* [INSTRUCTIONS TO FOLLOW]: Report every line in the listing below where the string "clock" shows up.

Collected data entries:
--------------------

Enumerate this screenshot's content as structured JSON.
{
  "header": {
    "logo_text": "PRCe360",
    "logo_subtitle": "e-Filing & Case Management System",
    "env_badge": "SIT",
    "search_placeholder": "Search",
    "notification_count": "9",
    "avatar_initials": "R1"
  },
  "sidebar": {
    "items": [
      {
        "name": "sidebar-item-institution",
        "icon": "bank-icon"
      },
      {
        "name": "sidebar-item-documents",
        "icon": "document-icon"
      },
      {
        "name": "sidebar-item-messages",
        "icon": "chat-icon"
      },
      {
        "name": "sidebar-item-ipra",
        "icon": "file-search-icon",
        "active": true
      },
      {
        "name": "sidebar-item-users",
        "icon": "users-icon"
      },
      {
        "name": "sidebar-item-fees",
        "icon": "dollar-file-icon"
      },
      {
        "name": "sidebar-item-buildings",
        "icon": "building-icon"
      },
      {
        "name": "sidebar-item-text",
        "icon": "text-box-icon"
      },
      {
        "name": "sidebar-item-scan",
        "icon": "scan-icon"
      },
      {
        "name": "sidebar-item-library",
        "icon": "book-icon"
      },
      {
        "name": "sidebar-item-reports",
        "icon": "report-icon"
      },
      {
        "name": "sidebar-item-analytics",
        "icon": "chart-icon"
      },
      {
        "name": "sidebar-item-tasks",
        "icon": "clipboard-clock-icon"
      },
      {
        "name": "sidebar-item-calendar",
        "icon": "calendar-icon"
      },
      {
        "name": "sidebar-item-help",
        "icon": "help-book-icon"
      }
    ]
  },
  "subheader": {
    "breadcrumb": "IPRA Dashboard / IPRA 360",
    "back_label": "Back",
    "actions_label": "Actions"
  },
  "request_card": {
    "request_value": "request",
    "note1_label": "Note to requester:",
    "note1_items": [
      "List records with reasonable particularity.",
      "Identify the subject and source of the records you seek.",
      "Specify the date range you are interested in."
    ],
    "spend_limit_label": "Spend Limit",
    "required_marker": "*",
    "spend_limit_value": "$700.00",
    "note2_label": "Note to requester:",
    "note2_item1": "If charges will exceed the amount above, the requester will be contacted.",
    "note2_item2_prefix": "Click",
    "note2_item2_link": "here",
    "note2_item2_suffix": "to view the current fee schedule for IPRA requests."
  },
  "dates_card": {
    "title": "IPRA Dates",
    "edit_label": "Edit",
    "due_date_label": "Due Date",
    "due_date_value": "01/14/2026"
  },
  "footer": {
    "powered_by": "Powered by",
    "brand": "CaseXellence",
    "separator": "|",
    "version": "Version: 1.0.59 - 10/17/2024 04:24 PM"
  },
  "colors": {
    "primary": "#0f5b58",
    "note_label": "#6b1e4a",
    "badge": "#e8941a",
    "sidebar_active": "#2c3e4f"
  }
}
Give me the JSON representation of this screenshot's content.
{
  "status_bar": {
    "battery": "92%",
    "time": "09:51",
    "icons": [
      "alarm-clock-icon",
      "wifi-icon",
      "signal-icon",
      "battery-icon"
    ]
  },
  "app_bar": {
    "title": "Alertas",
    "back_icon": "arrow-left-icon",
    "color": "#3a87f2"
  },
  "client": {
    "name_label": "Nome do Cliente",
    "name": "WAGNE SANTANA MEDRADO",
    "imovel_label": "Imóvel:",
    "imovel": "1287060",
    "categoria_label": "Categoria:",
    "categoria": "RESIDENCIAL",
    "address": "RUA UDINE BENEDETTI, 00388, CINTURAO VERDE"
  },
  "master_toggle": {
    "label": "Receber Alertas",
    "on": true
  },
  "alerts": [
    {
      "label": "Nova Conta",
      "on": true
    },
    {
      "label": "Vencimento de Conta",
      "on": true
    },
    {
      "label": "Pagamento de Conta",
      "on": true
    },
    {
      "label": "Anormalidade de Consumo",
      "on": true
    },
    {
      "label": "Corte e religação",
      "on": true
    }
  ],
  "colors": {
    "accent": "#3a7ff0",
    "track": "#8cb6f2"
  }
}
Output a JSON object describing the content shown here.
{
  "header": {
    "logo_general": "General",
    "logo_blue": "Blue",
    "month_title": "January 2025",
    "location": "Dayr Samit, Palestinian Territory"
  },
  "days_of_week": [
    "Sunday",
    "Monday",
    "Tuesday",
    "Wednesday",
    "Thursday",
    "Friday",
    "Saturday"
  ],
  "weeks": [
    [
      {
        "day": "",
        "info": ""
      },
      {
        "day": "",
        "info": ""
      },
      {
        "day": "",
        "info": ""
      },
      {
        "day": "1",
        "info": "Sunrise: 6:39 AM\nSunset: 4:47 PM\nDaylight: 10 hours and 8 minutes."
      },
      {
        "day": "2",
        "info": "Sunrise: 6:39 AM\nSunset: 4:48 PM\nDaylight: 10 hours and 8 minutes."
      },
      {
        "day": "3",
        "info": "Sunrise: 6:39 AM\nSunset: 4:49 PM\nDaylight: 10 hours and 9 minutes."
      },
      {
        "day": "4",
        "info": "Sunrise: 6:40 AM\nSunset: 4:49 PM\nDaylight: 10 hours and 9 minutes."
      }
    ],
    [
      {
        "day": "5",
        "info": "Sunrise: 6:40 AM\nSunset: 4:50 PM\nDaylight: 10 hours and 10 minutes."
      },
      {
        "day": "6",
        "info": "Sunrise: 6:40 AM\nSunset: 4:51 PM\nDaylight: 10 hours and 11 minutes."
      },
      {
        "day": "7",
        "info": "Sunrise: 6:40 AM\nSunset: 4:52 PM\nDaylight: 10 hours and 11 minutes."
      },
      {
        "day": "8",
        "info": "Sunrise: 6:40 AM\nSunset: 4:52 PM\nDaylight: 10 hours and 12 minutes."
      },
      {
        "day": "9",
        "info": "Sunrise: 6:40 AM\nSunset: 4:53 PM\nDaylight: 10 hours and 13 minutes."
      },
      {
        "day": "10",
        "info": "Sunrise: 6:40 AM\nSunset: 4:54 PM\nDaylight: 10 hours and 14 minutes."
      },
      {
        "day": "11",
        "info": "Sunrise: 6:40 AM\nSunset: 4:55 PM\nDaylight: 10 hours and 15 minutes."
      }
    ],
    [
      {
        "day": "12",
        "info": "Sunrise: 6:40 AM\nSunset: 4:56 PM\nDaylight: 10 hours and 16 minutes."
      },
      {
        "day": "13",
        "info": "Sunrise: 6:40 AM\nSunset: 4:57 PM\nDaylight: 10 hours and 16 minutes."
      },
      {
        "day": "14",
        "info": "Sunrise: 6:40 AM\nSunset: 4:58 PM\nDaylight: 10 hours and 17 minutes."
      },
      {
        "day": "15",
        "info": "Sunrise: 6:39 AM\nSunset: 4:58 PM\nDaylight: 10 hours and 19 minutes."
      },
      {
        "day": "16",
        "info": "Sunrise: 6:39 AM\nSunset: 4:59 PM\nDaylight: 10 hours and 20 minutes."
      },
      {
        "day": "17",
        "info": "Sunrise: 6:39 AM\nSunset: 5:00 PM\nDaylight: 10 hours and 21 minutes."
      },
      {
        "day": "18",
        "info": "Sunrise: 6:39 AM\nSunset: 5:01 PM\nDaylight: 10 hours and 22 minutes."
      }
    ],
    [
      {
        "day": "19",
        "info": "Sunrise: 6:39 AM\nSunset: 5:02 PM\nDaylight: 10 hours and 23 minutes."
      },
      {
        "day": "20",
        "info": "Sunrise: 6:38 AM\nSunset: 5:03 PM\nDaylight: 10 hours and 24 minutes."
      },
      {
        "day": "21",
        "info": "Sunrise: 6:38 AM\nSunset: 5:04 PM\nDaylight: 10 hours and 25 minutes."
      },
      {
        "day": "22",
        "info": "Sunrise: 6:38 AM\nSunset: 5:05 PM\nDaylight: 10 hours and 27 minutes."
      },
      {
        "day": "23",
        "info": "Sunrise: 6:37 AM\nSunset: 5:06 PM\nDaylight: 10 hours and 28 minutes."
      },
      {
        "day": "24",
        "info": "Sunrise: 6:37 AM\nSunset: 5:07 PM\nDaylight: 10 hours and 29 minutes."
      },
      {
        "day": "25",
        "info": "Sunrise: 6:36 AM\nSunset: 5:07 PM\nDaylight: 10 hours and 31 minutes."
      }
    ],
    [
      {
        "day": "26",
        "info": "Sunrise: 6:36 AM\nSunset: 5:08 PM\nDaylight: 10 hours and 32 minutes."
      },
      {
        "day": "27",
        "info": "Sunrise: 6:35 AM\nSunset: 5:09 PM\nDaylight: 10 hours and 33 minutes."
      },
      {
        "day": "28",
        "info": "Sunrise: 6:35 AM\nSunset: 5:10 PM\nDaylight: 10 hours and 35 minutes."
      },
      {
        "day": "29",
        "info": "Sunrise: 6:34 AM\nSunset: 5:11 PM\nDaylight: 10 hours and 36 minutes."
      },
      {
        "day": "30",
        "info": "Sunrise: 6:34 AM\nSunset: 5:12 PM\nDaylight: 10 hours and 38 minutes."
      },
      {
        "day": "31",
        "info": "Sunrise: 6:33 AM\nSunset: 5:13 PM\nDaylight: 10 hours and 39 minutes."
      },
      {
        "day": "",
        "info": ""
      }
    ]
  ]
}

--------------------

* [FINAL RESULT]:
        "icon": "clipboard-clock-icon"
      "alarm-clock-icon",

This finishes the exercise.